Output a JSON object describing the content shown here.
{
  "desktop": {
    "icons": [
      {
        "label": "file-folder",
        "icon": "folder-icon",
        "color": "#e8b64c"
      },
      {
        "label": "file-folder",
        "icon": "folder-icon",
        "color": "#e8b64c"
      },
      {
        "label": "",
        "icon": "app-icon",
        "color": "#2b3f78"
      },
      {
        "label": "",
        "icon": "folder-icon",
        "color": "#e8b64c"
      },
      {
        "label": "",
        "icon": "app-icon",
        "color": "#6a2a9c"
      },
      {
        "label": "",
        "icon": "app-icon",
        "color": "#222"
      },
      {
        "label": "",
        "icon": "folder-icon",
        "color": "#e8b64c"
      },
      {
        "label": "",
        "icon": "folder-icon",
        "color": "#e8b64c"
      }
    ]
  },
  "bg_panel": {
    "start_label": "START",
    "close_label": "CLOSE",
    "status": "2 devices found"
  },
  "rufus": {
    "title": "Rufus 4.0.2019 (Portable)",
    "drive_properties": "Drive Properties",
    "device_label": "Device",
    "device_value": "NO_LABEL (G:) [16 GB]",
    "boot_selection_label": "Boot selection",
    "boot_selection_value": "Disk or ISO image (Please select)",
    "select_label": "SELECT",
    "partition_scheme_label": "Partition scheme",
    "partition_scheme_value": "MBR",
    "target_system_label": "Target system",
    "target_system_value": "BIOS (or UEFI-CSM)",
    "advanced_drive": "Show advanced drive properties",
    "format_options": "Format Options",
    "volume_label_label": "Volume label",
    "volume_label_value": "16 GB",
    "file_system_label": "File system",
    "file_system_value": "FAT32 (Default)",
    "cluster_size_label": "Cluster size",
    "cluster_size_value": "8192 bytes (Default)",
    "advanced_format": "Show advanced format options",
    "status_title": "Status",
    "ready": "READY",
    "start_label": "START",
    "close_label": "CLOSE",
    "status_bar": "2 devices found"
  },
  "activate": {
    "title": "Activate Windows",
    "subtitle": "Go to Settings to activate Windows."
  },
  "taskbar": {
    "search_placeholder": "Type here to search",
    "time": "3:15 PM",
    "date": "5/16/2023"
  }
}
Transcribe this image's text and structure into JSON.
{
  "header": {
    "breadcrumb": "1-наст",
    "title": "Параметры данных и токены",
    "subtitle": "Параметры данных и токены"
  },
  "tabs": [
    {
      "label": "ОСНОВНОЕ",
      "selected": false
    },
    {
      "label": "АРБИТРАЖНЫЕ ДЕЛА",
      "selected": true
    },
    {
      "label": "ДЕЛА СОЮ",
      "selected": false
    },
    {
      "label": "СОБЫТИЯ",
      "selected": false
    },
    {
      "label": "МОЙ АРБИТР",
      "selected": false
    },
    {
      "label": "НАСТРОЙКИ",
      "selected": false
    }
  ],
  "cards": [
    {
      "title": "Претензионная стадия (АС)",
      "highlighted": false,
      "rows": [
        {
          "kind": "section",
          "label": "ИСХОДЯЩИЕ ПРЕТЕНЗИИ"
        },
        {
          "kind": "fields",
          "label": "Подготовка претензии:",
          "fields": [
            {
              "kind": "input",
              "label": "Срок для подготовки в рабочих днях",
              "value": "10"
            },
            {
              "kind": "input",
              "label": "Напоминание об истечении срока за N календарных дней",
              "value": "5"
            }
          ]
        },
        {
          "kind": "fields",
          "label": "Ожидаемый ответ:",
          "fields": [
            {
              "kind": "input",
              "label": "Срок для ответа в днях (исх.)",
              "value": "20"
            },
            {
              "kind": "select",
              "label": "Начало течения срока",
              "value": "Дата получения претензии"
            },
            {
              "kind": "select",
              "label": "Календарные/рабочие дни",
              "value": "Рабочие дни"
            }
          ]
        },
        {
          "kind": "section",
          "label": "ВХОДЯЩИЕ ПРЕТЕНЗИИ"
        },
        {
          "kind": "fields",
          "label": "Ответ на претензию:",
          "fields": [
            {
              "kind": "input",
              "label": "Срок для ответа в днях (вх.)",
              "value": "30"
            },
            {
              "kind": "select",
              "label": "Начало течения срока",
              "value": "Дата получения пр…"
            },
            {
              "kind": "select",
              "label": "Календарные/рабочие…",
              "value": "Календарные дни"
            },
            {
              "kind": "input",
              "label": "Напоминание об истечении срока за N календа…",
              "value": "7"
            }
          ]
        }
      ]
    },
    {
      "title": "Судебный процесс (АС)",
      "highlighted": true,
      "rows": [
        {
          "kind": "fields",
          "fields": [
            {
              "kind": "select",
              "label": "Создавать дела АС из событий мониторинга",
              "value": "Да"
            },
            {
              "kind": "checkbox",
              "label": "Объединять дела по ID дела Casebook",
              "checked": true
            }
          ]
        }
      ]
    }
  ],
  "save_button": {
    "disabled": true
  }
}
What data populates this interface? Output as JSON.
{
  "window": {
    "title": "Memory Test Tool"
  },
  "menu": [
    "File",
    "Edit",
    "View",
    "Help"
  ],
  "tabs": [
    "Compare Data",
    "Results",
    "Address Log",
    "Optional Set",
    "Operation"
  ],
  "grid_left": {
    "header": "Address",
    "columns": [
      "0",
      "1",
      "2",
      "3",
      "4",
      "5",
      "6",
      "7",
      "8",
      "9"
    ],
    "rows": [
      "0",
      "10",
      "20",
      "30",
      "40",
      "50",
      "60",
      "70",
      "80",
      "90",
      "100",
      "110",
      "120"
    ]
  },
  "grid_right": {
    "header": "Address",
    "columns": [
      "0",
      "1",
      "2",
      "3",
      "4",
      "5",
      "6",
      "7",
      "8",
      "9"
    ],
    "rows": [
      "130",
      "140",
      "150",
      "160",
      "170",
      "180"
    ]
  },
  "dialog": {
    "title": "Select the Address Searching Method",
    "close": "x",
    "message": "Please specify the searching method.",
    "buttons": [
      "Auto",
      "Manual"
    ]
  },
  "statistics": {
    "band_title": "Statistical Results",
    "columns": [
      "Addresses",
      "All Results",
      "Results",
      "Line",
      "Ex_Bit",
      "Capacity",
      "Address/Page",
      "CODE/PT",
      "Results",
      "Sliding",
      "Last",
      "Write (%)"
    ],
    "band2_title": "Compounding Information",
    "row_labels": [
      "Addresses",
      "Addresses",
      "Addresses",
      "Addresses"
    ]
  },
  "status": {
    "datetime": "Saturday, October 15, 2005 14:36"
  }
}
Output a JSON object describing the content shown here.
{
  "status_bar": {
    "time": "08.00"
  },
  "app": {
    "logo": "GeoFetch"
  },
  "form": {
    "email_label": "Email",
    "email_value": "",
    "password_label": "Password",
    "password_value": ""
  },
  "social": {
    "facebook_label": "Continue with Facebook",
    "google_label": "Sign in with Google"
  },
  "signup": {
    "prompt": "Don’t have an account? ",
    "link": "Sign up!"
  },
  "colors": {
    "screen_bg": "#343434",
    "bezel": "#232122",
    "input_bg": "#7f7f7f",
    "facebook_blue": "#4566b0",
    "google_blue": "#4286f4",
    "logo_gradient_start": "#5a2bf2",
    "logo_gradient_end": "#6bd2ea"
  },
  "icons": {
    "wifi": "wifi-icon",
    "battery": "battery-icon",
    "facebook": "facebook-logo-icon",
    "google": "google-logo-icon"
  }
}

▶ GIVEN TASK
Please restate the data word for word, every record included.

▶ REPLY
Output a JSON object describing the content shown here.
{
  "desktop": {
    "icons": [
      {
        "label": "file-folder",
        "icon": "folder-icon",
        "color": "#e8b64c"
      },
      {
        "label": "file-folder",
        "icon": "folder-icon",
        "color": "#e8b64c"
      },
      {
        "label": "",
        "icon": "app-icon",
        "color": "#2b3f78"
      },
      {
        "label": "",
        "icon": "folder-icon",
        "color": "#e8b64c"
      },
      {
        "label": "",
        "icon": "app-icon",
        "color": "#6a2a9c"
      },
      {
        "label": "",
        "icon": "app-icon",
        "color": "#222"
      },
      {
        "label": "",
        "icon": "folder-icon",
        "color": "#e8b64c"
      },
      {
        "label": "",
        "icon": "folder-icon",
        "color": "#e8b64c"
      }
    ]
  },
  "bg_panel": {
    "start_label": "START",
    "close_label": "CLOSE",
    "status": "2 devices found"
  },
  "rufus": {
    "title": "Rufus 4.0.2019 (Portable)",
    "drive_properties": "Drive Properties",
    "device_label": "Device",
    "device_value": "NO_LABEL (G:) [16 GB]",
    "boot_selection_label": "Boot selection",
    "boot_selection_value": "Disk or ISO image (Please select)",
    "select_label": "SELECT",
    "partition_scheme_label": "Partition scheme",
    "partition_scheme_value": "MBR",
    "target_system_label": "Target system",
    "target_system_value": "BIOS (or UEFI-CSM)",
    "advanced_drive": "Show advanced drive properties",
    "format_options": "Format Options",
    "volume_label_label": "Volume label",
    "volume_label_value": "16 GB",
    "file_system_label": "File system",
    "file_system_value": "FAT32 (Default)",
    "cluster_size_label": "Cluster size",
    "cluster_size_value": "8192 bytes (Default)",
    "advanced_format": "Show advanced format options",
    "status_title": "Status",
    "ready": "READY",
    "start_label": "START",
    "close_label": "CLOSE",
    "status_bar": "2 devices found"
  },
  "activate": {
    "title": "Activate Windows",
    "subtitle": "Go to Settings to activate Windows."
  },
  "taskbar": {
    "search_placeholder": "Type here to search",
    "time": "3:15 PM",
    "date": "5/16/2023"
  }
}
Transcribe this image's text and structure into JSON.
{
  "header": {
    "breadcrumb": "1-наст",
    "title": "Параметры данных и токены",
    "subtitle": "Параметры данных и токены"
  },
  "tabs": [
    {
      "label": "ОСНОВНОЕ",
      "selected": false
    },
    {
      "label": "АРБИТРАЖНЫЕ ДЕЛА",
      "selected": true
    },
    {
      "label": "ДЕЛА СОЮ",
      "selected": false
    },
    {
      "label": "СОБЫТИЯ",
      "selected": false
    },
    {
      "label": "МОЙ АРБИТР",
      "selected": false
    },
    {
      "label": "НАСТРОЙКИ",
      "selected": false
    }
  ],
  "cards": [
    {
      "title": "Претензионная стадия (АС)",
      "highlighted": false,
      "rows": [
        {
          "kind": "section",
          "label": "ИСХОДЯЩИЕ ПРЕТЕНЗИИ"
        },
        {
          "kind": "fields",
          "label": "Подготовка претензии:",
          "fields": [
            {
              "kind": "input",
              "label": "Срок для подготовки в рабочих днях",
              "value": "10"
            },
            {
              "kind": "input",
              "label": "Напоминание об истечении срока за N календарных дней",
              "value": "5"
            }
          ]
        },
        {
          "kind": "fields",
          "label": "Ожидаемый ответ:",
          "fields": [
            {
              "kind": "input",
              "label": "Срок для ответа в днях (исх.)",
              "value": "20"
            },
            {
              "kind": "select",
              "label": "Начало течения срока",
              "value": "Дата получения претензии"
            },
            {
              "kind": "select",
              "label": "Календарные/рабочие дни",
              "value": "Рабочие дни"
            }
          ]
        },
        {
          "kind": "section",
          "label": "ВХОДЯЩИЕ ПРЕТЕНЗИИ"
        },
        {
          "kind": "fields",
          "label": "Ответ на претензию:",
          "fields": [
            {
              "kind": "input",
              "label": "Срок для ответа в днях (вх.)",
              "value": "30"
            },
            {
              "kind": "select",
              "label": "Начало течения срока",
              "value": "Дата получения пр…"
            },
            {
              "kind": "select",
              "label": "Календарные/рабочие…",
              "value": "Календарные дни"
            },
            {
              "kind": "input",
              "label": "Напоминание об истечении срока за N календа…",
              "value": "7"
            }
          ]
        }
      ]
    },
    {
      "title": "Судебный процесс (АС)",
      "highlighted": true,
      "rows": [
        {
          "kind": "fields",
          "fields": [
            {
              "kind": "select",
              "label": "Создавать дела АС из событий мониторинга",
              "value": "Да"
            },
            {
              "kind": "checkbox",
              "label": "Объединять дела по ID дела Casebook",
              "checked": true
            }
          ]
        }
      ]
    }
  ],
  "save_button": {
    "disabled": true
  }
}
What data populates this interface? Output as JSON.
{
  "window": {
    "title": "Memory Test Tool"
  },
  "menu": [
    "File",
    "Edit",
    "View",
    "Help"
  ],
  "tabs": [
    "Compare Data",
    "Results",
    "Address Log",
    "Optional Set",
    "Operation"
  ],
  "grid_left": {
    "header": "Address",
    "columns": [
      "0",
      "1",
      "2",
      "3",
      "4",
      "5",
      "6",
      "7",
      "8",
      "9"
    ],
    "rows": [
      "0",
      "10",
      "20",
      "30",
      "40",
      "50",
      "60",
      "70",
      "80",
      "90",
      "100",
      "110",
      "120"
    ]
  },
  "grid_right": {
    "header": "Address",
    "columns": [
      "0",
      "1",
      "2",
      "3",
      "4",
      "5",
      "6",
      "7",
      "8",
      "9"
    ],
    "rows": [
      "130",
      "140",
      "150",
      "160",
      "170",
      "180"
    ]
  },
  "dialog": {
    "title": "Select the Address Searching Method",
    "close": "x",
    "message": "Please specify the searching method.",
    "buttons": [
      "Auto",
      "Manual"
    ]
  },
  "statistics": {
    "band_title": "Statistical Results",
    "columns": [
      "Addresses",
      "All Results",
      "Results",
      "Line",
      "Ex_Bit",
      "Capacity",
      "Address/Page",
      "CODE/PT",
      "Results",
      "Sliding",
      "Last",
      "Write (%)"
    ],
    "band2_title": "Compounding Information",
    "row_labels": [
      "Addresses",
      "Addresses",
      "Addresses",
      "Addresses"
    ]
  },
  "status": {
    "datetime": "Saturday, October 15, 2005 14:36"
  }
}
Output a JSON object describing the content shown here.
{
  "status_bar": {
    "time": "08.00"
  },
  "app": {
    "logo": "GeoFetch"
  },
  "form": {
    "email_label": "Email",
    "email_value": "",
    "password_label": "Password",
    "password_value": ""
  },
  "social": {
    "facebook_label": "Continue with Facebook",
    "google_label": "Sign in with Google"
  },
  "signup": {
    "prompt": "Don’t have an account? ",
    "link": "Sign up!"
  },
  "colors": {
    "screen_bg": "#343434",
    "bezel": "#232122",
    "input_bg": "#7f7f7f",
    "facebook_blue": "#4566b0",
    "google_blue": "#4286f4",
    "logo_gradient_start": "#5a2bf2",
    "logo_gradient_end": "#6bd2ea"
  },
  "icons": {
    "wifi": "wifi-icon",
    "battery": "battery-icon",
    "facebook": "facebook-logo-icon",
    "google": "google-logo-icon"
  }
}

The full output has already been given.